## Exercise details
Hunt for the word "kaupunkialue" across the entries below, copying each line that holds it.

============================================================

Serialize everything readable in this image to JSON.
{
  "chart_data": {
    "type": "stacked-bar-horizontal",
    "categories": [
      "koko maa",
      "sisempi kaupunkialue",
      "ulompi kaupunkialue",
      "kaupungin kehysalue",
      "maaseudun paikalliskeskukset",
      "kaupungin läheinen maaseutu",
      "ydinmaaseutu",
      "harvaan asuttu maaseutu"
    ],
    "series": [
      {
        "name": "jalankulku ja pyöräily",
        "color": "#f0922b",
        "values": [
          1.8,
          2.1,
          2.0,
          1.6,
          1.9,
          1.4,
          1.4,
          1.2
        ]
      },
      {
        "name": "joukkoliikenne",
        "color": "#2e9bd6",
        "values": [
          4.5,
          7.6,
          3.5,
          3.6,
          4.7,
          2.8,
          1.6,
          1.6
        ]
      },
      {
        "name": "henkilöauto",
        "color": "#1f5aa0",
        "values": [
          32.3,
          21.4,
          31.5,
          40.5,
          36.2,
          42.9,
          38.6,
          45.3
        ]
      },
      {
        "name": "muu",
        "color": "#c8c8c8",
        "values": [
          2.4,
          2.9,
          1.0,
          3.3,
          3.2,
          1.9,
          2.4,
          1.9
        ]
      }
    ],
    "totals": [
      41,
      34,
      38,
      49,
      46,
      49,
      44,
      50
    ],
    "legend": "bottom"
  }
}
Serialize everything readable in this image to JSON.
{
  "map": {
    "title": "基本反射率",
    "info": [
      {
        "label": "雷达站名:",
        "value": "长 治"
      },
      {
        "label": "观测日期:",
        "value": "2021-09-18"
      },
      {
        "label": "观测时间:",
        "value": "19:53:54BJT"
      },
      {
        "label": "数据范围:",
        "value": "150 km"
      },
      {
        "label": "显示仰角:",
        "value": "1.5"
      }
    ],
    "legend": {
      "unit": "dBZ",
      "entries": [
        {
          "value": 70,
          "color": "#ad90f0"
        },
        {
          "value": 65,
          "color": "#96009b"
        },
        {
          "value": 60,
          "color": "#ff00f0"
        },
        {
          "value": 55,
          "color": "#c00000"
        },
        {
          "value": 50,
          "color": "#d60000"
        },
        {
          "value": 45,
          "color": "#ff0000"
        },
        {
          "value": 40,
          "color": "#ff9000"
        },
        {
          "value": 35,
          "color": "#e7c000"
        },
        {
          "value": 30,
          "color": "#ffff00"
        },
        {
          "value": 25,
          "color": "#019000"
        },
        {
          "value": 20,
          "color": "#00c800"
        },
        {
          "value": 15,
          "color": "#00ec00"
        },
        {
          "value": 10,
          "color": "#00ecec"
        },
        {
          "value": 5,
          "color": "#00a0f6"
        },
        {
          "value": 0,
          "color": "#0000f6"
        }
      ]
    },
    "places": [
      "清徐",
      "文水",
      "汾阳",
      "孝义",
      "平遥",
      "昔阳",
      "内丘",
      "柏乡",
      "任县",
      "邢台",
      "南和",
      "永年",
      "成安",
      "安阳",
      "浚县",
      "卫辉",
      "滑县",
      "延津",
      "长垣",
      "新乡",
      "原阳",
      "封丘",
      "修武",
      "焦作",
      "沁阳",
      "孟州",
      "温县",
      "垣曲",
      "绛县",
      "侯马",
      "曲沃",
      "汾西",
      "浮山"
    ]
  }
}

============================================================

## Finished exercise
      "sisempi kaupunkialue",
      "ulompi kaupunkialue",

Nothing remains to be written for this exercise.